-------- Material supplied --------

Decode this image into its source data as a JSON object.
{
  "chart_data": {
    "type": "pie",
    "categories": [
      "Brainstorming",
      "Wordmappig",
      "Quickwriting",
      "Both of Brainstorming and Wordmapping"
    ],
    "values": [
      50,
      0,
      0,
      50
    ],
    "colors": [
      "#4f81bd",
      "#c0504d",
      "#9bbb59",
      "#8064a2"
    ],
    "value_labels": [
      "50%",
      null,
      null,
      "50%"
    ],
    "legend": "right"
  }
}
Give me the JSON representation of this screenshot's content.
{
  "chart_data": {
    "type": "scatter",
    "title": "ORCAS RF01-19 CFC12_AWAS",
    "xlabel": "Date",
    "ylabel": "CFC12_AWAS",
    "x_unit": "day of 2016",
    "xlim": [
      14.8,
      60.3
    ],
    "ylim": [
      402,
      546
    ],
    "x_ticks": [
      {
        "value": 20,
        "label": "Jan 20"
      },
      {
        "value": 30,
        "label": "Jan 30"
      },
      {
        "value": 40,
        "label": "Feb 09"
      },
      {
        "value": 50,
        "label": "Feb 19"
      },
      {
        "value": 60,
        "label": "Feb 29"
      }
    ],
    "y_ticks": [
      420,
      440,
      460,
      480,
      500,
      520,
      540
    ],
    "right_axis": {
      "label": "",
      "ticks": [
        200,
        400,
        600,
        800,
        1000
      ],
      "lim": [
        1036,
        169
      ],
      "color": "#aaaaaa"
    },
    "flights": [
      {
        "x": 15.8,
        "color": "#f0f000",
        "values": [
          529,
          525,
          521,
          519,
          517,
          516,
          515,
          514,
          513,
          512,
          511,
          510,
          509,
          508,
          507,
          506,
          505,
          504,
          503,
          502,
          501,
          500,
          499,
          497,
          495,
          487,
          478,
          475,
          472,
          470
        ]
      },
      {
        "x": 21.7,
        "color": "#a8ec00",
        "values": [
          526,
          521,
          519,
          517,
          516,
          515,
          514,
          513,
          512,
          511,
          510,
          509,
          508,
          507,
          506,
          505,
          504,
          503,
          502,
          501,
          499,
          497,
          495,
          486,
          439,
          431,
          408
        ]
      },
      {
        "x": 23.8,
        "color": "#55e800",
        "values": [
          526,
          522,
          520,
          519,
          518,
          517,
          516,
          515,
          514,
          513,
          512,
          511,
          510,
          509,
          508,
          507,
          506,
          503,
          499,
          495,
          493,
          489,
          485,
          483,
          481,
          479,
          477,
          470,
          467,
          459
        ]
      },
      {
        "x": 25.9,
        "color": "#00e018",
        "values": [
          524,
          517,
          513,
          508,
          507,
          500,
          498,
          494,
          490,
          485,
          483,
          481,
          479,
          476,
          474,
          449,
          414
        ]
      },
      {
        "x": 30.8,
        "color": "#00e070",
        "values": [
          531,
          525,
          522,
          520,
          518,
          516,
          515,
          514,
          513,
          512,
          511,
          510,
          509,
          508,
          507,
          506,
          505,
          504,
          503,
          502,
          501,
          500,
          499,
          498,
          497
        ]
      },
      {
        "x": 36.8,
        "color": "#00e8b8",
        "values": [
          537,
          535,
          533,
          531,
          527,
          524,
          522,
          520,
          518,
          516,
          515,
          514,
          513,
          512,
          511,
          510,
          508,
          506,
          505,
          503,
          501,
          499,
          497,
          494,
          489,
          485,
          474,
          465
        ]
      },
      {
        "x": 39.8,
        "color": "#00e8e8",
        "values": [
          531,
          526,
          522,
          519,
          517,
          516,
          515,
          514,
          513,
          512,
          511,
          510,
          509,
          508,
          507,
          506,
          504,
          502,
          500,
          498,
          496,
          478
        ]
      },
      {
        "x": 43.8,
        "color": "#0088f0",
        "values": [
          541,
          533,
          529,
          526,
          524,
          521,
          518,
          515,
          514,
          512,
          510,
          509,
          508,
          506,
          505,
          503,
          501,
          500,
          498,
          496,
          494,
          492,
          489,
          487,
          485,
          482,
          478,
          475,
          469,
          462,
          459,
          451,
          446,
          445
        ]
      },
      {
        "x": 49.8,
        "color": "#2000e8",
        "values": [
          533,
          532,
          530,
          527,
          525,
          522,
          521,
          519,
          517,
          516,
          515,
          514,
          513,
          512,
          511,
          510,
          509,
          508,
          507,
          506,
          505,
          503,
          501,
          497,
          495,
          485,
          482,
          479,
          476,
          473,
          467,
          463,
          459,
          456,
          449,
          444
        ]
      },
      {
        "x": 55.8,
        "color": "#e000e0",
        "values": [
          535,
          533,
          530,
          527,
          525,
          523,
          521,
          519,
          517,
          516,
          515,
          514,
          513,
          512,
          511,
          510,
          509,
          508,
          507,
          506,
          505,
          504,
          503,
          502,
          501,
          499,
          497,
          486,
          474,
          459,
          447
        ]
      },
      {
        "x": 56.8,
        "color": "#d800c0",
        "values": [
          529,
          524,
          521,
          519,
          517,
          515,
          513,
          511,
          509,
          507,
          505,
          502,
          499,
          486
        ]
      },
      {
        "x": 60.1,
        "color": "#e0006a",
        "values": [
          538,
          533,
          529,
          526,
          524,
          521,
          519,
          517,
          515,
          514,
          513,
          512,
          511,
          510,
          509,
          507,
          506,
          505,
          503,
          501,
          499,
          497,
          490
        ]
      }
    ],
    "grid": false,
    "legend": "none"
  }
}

--------

■ Short task ■
Select all lines in the listing above where the word "JSON" appears, and show them.

■ Task response ■
Decode this image into its source data as a JSON object.
Give me the JSON representation of this screenshot's content.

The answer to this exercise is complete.